**Text block**

     Now, it might seem that Locke’s abandonment and disownment of his daughter and his decidedly creepy incorporation of Morella’s body into the decor of his parlor would present insurmountable obstacles to the formation of anything like a normal father-daughter relationship at this late stage of the game. But there are special circumstances at work here, in that Lenore has some kind of terminal disease that will do her in in a matter of months. Meanwhile, Locke has come to believe that he may have been overly hasty in accepting at face value Morella’s diagnosis of the cause of her own death. The combined result is that the estranged pair decide to make a go of acting like a family for Lenore’s last months on Earth. Unfortunately for all concerned, the stiff in the parlor has other plans...

     Next up, we have “The Black Cat,” which in this movie takes the rather startling form of a mutant hybrid of Poe’s “The Black Cat” and the equally famous “The Cask of Amontillado.” If, for some reason, you were going to amalgamate two of Poe’s stories, I suppose these two would be the most cooperative candidates, in that they both involve somebody being walled up in a basement, but I still think the whole enterprise is a pretty strange idea. From “The Black Cat,” we have the elements of the abusive, alcoholic husband (called Montressor Herringbone here, and played by an almost perfectly spherical Peter Lorre), the long-suffering wife (Joyce Jameson, from Death Race 2000 and Hardbodies), and of course, the cat that ruins the perfect crime. From “The Cask of Amontillado,” we have the foppish wine aficionado (still called Fortunato Lucrezzi, and played by Price) whose love of the titular beverage ends up getting him entombed alive in a wall. The main point of interest here is watching how screenwriter Richard Matheson (yes, that Richard Matheson) welds the two stories together into a remarkably entertaining black comedy. Lucrezzi and Herringbone meet accidentally when the completely sloshed Montressor staggers into a vintner’s convention one day and ends up challenging Lucrezzi (a famous wine-taster) to a duel of palates. It turns out that Montressor is a very discerning drunkard, and he loses the contest (which is much funnier than I could possibly describe) only because he drinks himself into an absolute stupor in the process. Lucrezzi has to help the man home, and in so doing, he meets the much put-upon Mrs. Herringbone, with whom he begins an affair. Just guess what Montressor’s answer to that is...

**Using the information**
1. Can you extract everything from "Now, it might" down to "has other plans..." in the Poe film review above?
2. Could you extend the Poe film review above, starting right after its final sentence?

**Dataset excerpts**
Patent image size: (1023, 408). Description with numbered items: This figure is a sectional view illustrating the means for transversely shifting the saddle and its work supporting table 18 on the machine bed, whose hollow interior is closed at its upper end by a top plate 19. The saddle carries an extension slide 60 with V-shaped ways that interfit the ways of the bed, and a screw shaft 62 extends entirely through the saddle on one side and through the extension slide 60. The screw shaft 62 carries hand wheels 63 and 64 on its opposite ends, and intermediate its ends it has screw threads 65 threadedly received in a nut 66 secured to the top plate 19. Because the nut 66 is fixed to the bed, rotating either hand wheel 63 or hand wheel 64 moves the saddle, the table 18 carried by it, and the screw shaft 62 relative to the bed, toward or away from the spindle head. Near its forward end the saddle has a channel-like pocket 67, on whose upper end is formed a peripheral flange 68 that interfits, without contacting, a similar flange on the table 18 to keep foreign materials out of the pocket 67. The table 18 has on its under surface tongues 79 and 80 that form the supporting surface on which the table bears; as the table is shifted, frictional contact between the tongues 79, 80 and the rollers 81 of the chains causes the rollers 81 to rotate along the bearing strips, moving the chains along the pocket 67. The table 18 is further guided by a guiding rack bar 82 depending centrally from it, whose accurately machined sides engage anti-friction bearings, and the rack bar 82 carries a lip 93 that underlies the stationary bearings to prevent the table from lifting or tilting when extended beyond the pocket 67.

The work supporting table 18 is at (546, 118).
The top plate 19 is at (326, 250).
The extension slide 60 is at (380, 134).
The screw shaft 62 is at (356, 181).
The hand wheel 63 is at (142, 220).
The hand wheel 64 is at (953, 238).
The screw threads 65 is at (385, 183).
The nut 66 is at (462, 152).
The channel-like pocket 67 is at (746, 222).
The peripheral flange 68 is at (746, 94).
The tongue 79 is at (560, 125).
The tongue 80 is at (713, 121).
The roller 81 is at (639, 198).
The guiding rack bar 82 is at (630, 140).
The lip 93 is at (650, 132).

**Responses for each task**
1.
Now, it might seem that Locke’s abandonment and disownment of his daughter and his decidedly creepy incorporation of Morella’s body into the decor of his parlor would present insurmountable obstacles to the formation of anything like a normal father-daughter relationship at this late stage of the game. But there are special circumstances at work here, in that Lenore has some kind of terminal disease that will do her in in a matter of months. Meanwhile, Locke has come to believe that he may have been overly hasty in accepting at face value Morella’s diagnosis of the cause of her own death. The combined result is that the estranged pair decide to make a go of acting like a family for Lenore’s last months on Earth. Unfortunately for all concerned, the stiff in the parlor has other plans...

2.
     Finally, we have “The Case of Mr. Valdemar,” which bears more than a passing resemblance to “The Facts of the Case of M. Valdemar.” In this story, the titular Valdemar (Price again), who is dying (in true Poe fashion) of an incurable disease, allows his hypnotist (Basil Rathbone, from Son of Frankenstein and the 1939 Tower of London) to put him into a trance at the moment of his demise. This turns out to be a really bad idea. Not only does it result in Valdemar getting stuck between this world and the next, it also gives the smarmy bastard hypnotist a lever with which to attempt to force himself on Valdemar’s wife (Debra Paget, of The Haunted Palace and From the Earth to the Moon). It’s a pretty good blackmail scheme, when you get right down to it: “Marry me, or I’ll see to it that your husband never finishes dying.” Too bad Valdemar is more closely tied to his body than anyone realizes...

     People who really like Poe might want to consider steering well clear of Tales of Terror. There isn’t too much left of his stories here, and the overall tone of the movie owes far more to the old E.C. horror anthology comics than it does to the original tales on which it is supposed to be based. On the other hand, if you really like Tales from the Crypt, The Vault of Horror, and their latter-day copycats like Pacific Comics’ late, lamented Twisted Tales, this might just be the movie for you.